Exercise requirements = From the listing below, extract each entry exactly as written, minus the images.
......
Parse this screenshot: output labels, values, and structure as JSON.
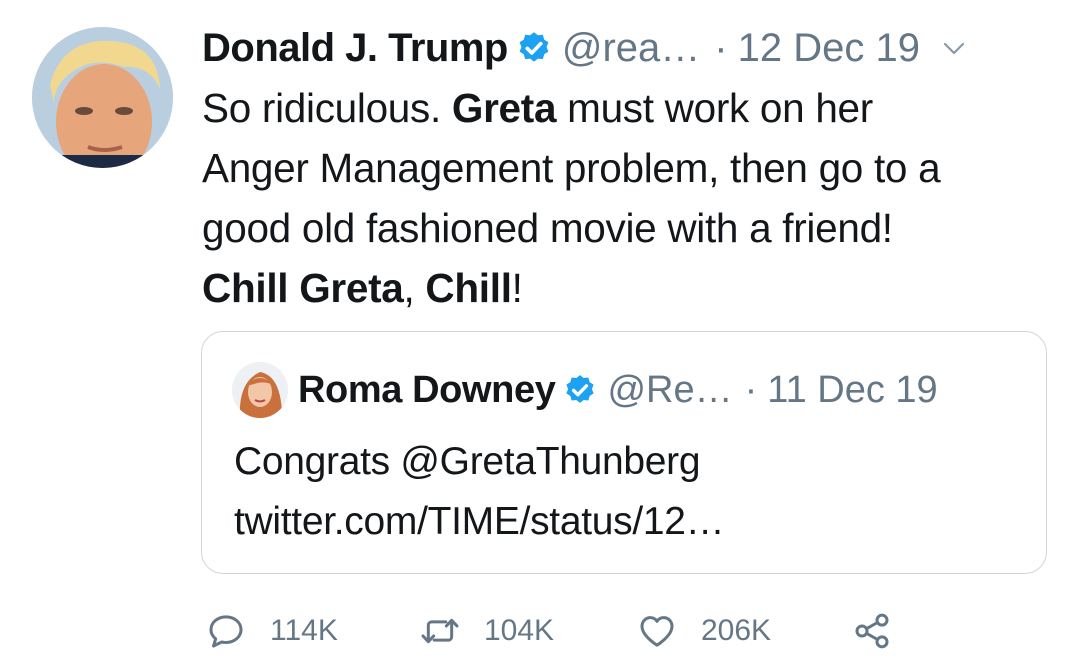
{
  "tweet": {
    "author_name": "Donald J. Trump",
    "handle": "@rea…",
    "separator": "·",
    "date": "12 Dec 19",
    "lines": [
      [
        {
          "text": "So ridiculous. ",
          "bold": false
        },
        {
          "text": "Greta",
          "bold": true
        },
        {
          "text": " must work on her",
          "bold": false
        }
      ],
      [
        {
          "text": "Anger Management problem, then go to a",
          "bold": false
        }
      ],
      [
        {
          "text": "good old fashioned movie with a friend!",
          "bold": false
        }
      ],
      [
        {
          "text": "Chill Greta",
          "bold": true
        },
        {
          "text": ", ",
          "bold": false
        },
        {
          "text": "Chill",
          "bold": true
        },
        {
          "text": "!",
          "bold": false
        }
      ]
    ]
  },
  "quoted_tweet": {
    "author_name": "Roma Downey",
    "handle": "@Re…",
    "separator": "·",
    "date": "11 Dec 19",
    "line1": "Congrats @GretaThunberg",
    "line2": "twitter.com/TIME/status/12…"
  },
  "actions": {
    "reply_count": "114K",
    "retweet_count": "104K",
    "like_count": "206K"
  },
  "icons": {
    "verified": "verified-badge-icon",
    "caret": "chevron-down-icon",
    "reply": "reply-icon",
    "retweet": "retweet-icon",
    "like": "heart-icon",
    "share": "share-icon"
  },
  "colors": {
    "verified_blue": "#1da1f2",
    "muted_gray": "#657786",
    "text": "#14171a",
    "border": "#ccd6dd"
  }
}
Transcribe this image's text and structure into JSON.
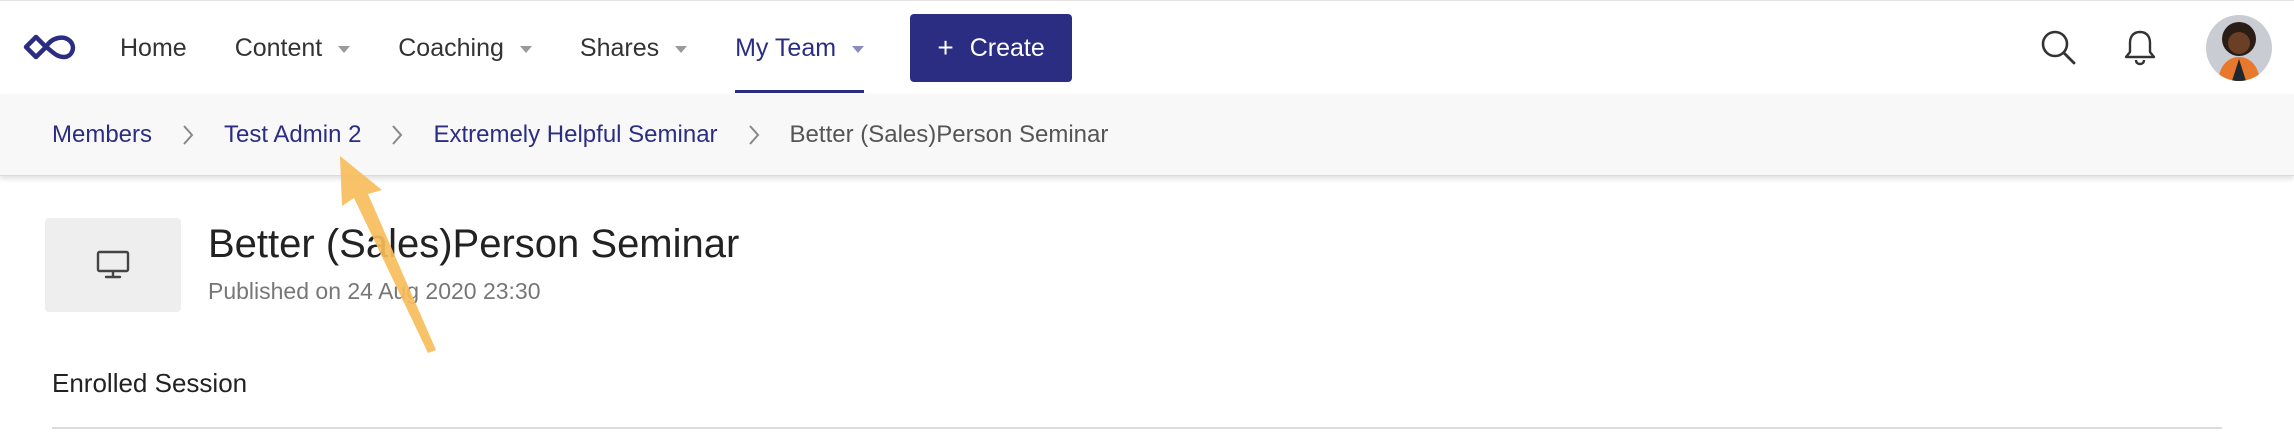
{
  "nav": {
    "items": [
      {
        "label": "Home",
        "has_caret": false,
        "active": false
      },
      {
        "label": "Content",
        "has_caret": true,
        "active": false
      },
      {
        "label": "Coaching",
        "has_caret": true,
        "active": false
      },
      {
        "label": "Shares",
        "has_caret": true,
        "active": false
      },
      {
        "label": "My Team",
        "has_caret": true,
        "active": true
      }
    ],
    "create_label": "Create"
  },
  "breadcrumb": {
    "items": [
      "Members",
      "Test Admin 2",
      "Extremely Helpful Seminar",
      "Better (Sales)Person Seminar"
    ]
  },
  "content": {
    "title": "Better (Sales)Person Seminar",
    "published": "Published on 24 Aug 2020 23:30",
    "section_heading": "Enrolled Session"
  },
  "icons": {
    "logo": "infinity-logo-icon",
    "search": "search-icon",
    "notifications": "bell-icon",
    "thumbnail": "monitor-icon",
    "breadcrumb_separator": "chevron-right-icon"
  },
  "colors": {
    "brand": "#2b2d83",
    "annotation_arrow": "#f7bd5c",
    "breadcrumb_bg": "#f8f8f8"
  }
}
......
Reply to the task =
Parse this screenshot: output labels, values, and structure as JSON.
{
  "tweet": {
    "author_name": "Donald J. Trump",
    "handle": "@rea…",
    "separator": "·",
    "date": "12 Dec 19",
    "lines": [
      [
        {
          "text": "So ridiculous. ",
          "bold": false
        },
        {
          "text": "Greta",
          "bold": true
        },
        {
          "text": " must work on her",
          "bold": false
        }
      ],
      [
        {
          "text": "Anger Management problem, then go to a",
          "bold": false
        }
      ],
      [
        {
          "text": "good old fashioned movie with a friend!",
          "bold": false
        }
      ],
      [
        {
          "text": "Chill Greta",
          "bold": true
        },
        {
          "text": ", ",
          "bold": false
        },
        {
          "text": "Chill",
          "bold": true
        },
        {
          "text": "!",
          "bold": false
        }
      ]
    ]
  },
  "quoted_tweet": {
    "author_name": "Roma Downey",
    "handle": "@Re…",
    "separator": "·",
    "date": "11 Dec 19",
    "line1": "Congrats @GretaThunberg",
    "line2": "twitter.com/TIME/status/12…"
  },
  "actions": {
    "reply_count": "114K",
    "retweet_count": "104K",
    "like_count": "206K"
  },
  "icons": {
    "verified": "verified-badge-icon",
    "caret": "chevron-down-icon",
    "reply": "reply-icon",
    "retweet": "retweet-icon",
    "like": "heart-icon",
    "share": "share-icon"
  },
  "colors": {
    "verified_blue": "#1da1f2",
    "muted_gray": "#657786",
    "text": "#14171a",
    "border": "#ccd6dd"
  }
}
Transcribe this image's text and structure into JSON.
{
  "nav": {
    "items": [
      {
        "label": "Home",
        "has_caret": false,
        "active": false
      },
      {
        "label": "Content",
        "has_caret": true,
        "active": false
      },
      {
        "label": "Coaching",
        "has_caret": true,
        "active": false
      },
      {
        "label": "Shares",
        "has_caret": true,
        "active": false
      },
      {
        "label": "My Team",
        "has_caret": true,
        "active": true
      }
    ],
    "create_label": "Create"
  },
  "breadcrumb": {
    "items": [
      "Members",
      "Test Admin 2",
      "Extremely Helpful Seminar",
      "Better (Sales)Person Seminar"
    ]
  },
  "content": {
    "title": "Better (Sales)Person Seminar",
    "published": "Published on 24 Aug 2020 23:30",
    "section_heading": "Enrolled Session"
  },
  "icons": {
    "logo": "infinity-logo-icon",
    "search": "search-icon",
    "notifications": "bell-icon",
    "thumbnail": "monitor-icon",
    "breadcrumb_separator": "chevron-right-icon"
  },
  "colors": {
    "brand": "#2b2d83",
    "annotation_arrow": "#f7bd5c",
    "breadcrumb_bg": "#f8f8f8"
  }
}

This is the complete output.